## Request
Repeat the entries that follow verbatim, without any of their pictures.

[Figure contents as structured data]

◆ ◆ ◆

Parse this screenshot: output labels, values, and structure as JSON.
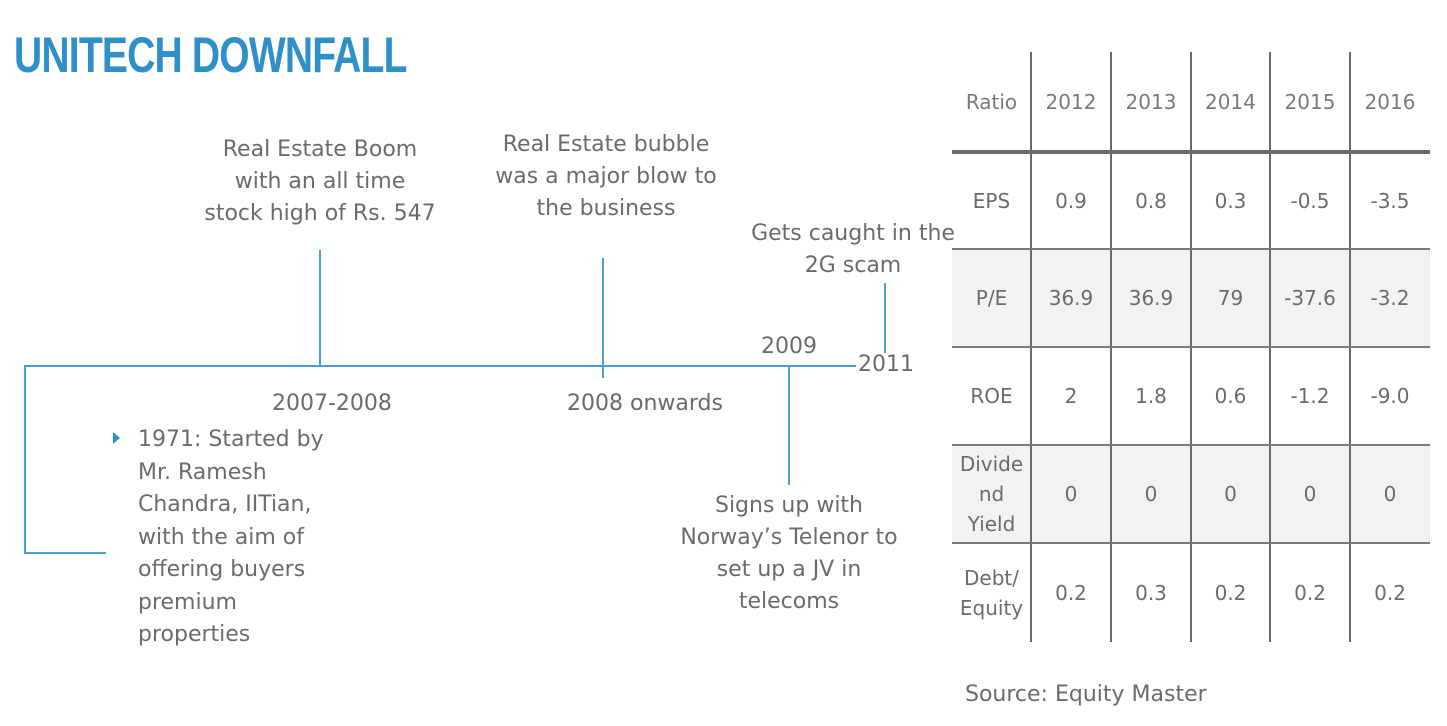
{
  "title": "UNITECH DOWNFALL",
  "accent_color": "#2f8fc7",
  "timeline": {
    "events_above": [
      {
        "lines": [
          "Real Estate Boom",
          "with an all time",
          "stock high of Rs. 547"
        ]
      },
      {
        "lines": [
          "Real Estate bubble",
          "was a major blow to",
          "the business"
        ]
      },
      {
        "lines": [
          "Gets caught in the",
          "2G scam"
        ]
      }
    ],
    "dates": {
      "d2007": "2007-2008",
      "d2008": "2008 onwards",
      "d2009": "2009",
      "d2011": "2011"
    },
    "event_below": {
      "lines": [
        "Signs up with",
        "Norway’s Telenor to",
        "set up a JV in",
        "telecoms"
      ]
    },
    "start_bullet": {
      "lines": [
        "1971: Started by",
        "Mr. Ramesh",
        "Chandra, IITian,",
        "with the aim of",
        "offering buyers",
        "premium",
        "properties"
      ]
    }
  },
  "table": {
    "headers": [
      "Ratio",
      "2012",
      "2013",
      "2014",
      "2015",
      "2016"
    ],
    "rows": [
      {
        "label": [
          "EPS"
        ],
        "values": [
          "0.9",
          "0.8",
          "0.3",
          "-0.5",
          "-3.5"
        ]
      },
      {
        "label": [
          "P/E"
        ],
        "values": [
          "36.9",
          "36.9",
          "79",
          "-37.6",
          "-3.2"
        ]
      },
      {
        "label": [
          "ROE"
        ],
        "values": [
          "2",
          "1.8",
          "0.6",
          "-1.2",
          "-9.0"
        ]
      },
      {
        "label": [
          "Divide",
          "nd",
          "Yield"
        ],
        "values": [
          "0",
          "0",
          "0",
          "0",
          "0"
        ]
      },
      {
        "label": [
          "Debt/",
          "Equity"
        ],
        "values": [
          "0.2",
          "0.3",
          "0.2",
          "0.2",
          "0.2"
        ]
      }
    ]
  },
  "source": "Source: Equity Master"
}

◆ ◆ ◆

## Complete response
Parse this screenshot: output labels, values, and structure as JSON.
{
  "title": "UNITECH DOWNFALL",
  "accent_color": "#2f8fc7",
  "timeline": {
    "events_above": [
      {
        "lines": [
          "Real Estate Boom",
          "with an all time",
          "stock high of Rs. 547"
        ]
      },
      {
        "lines": [
          "Real Estate bubble",
          "was a major blow to",
          "the business"
        ]
      },
      {
        "lines": [
          "Gets caught in the",
          "2G scam"
        ]
      }
    ],
    "dates": {
      "d2007": "2007-2008",
      "d2008": "2008 onwards",
      "d2009": "2009",
      "d2011": "2011"
    },
    "event_below": {
      "lines": [
        "Signs up with",
        "Norway’s Telenor to",
        "set up a JV in",
        "telecoms"
      ]
    },
    "start_bullet": {
      "lines": [
        "1971: Started by",
        "Mr. Ramesh",
        "Chandra, IITian,",
        "with the aim of",
        "offering buyers",
        "premium",
        "properties"
      ]
    }
  },
  "table": {
    "headers": [
      "Ratio",
      "2012",
      "2013",
      "2014",
      "2015",
      "2016"
    ],
    "rows": [
      {
        "label": [
          "EPS"
        ],
        "values": [
          "0.9",
          "0.8",
          "0.3",
          "-0.5",
          "-3.5"
        ]
      },
      {
        "label": [
          "P/E"
        ],
        "values": [
          "36.9",
          "36.9",
          "79",
          "-37.6",
          "-3.2"
        ]
      },
      {
        "label": [
          "ROE"
        ],
        "values": [
          "2",
          "1.8",
          "0.6",
          "-1.2",
          "-9.0"
        ]
      },
      {
        "label": [
          "Divide",
          "nd",
          "Yield"
        ],
        "values": [
          "0",
          "0",
          "0",
          "0",
          "0"
        ]
      },
      {
        "label": [
          "Debt/",
          "Equity"
        ],
        "values": [
          "0.2",
          "0.3",
          "0.2",
          "0.2",
          "0.2"
        ]
      }
    ]
  },
  "source": "Source: Equity Master"
}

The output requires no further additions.